## Short exercise
Give every entry again, word for word and in full.

....

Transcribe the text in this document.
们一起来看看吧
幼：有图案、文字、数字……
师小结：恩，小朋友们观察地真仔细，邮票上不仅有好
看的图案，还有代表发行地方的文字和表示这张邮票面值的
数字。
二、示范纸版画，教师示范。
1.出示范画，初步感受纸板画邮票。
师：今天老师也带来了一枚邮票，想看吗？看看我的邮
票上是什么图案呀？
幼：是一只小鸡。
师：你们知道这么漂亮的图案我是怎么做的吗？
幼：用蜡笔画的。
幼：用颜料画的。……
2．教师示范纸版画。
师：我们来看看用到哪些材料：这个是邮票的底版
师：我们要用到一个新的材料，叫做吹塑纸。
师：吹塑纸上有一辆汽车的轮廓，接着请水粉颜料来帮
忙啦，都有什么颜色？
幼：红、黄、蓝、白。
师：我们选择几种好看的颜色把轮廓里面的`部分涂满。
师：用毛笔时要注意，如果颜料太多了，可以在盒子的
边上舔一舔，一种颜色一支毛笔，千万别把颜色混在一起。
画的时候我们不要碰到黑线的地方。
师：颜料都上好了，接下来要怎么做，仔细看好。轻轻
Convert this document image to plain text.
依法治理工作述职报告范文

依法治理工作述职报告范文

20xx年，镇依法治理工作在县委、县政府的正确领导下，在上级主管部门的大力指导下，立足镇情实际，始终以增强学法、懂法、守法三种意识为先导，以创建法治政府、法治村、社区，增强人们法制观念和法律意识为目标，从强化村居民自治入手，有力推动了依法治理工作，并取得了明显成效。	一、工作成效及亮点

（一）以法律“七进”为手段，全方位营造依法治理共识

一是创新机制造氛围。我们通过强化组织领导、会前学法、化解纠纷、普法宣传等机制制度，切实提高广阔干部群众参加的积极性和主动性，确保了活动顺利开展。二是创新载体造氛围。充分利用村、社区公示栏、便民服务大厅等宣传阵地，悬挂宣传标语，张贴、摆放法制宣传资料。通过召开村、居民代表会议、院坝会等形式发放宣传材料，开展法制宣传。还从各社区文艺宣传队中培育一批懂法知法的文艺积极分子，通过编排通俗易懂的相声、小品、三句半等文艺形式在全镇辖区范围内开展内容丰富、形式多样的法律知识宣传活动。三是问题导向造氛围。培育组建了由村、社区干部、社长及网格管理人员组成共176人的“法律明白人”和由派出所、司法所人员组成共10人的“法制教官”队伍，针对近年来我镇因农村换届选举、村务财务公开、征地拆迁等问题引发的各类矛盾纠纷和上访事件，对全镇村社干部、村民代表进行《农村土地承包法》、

....

## Exercise response
Transcribe the text in this document.
们一起来看看吧
幼：有图案、文字、数字……
师小结：恩，小朋友们观察地真仔细，邮票上不仅有好
看的图案，还有代表发行地方的文字和表示这张邮票面值的
数字。
二、示范纸版画，教师示范。
1.出示范画，初步感受纸板画邮票。
师：今天老师也带来了一枚邮票，想看吗？看看我的邮
票上是什么图案呀？
幼：是一只小鸡。
师：你们知道这么漂亮的图案我是怎么做的吗？
幼：用蜡笔画的。
幼：用颜料画的。……
2．教师示范纸版画。
师：我们来看看用到哪些材料：这个是邮票的底版
师：我们要用到一个新的材料，叫做吹塑纸。
师：吹塑纸上有一辆汽车的轮廓，接着请水粉颜料来帮
忙啦，都有什么颜色？
幼：红、黄、蓝、白。
师：我们选择几种好看的颜色把轮廓里面的`部分涂满。
师：用毛笔时要注意，如果颜料太多了，可以在盒子的
边上舔一舔，一种颜色一支毛笔，千万别把颜色混在一起。
画的时候我们不要碰到黑线的地方。
师：颜料都上好了，接下来要怎么做，仔细看好。轻轻
Convert this document image to plain text.
依法治理工作述职报告范文

依法治理工作述职报告范文

20xx年，镇依法治理工作在县委、县政府的正确领导下，在上级主管部门的大力指导下，立足镇情实际，始终以增强学法、懂法、守法三种意识为先导，以创建法治政府、法治村、社区，增强人们法制观念和法律意识为目标，从强化村居民自治入手，有力推动了依法治理工作，并取得了明显成效。	一、工作成效及亮点

（一）以法律“七进”为手段，全方位营造依法治理共识

一是创新机制造氛围。我们通过强化组织领导、会前学法、化解纠纷、普法宣传等机制制度，切实提高广阔干部群众参加的积极性和主动性，确保了活动顺利开展。二是创新载体造氛围。充分利用村、社区公示栏、便民服务大厅等宣传阵地，悬挂宣传标语，张贴、摆放法制宣传资料。通过召开村、居民代表会议、院坝会等形式发放宣传材料，开展法制宣传。还从各社区文艺宣传队中培育一批懂法知法的文艺积极分子，通过编排通俗易懂的相声、小品、三句半等文艺形式在全镇辖区范围内开展内容丰富、形式多样的法律知识宣传活动。三是问题导向造氛围。培育组建了由村、社区干部、社长及网格管理人员组成共176人的“法律明白人”和由派出所、司法所人员组成共10人的“法制教官”队伍，针对近年来我镇因农村换届选举、村务财务公开、征地拆迁等问题引发的各类矛盾纠纷和上访事件，对全镇村社干部、村民代表进行《农村土地承包法》、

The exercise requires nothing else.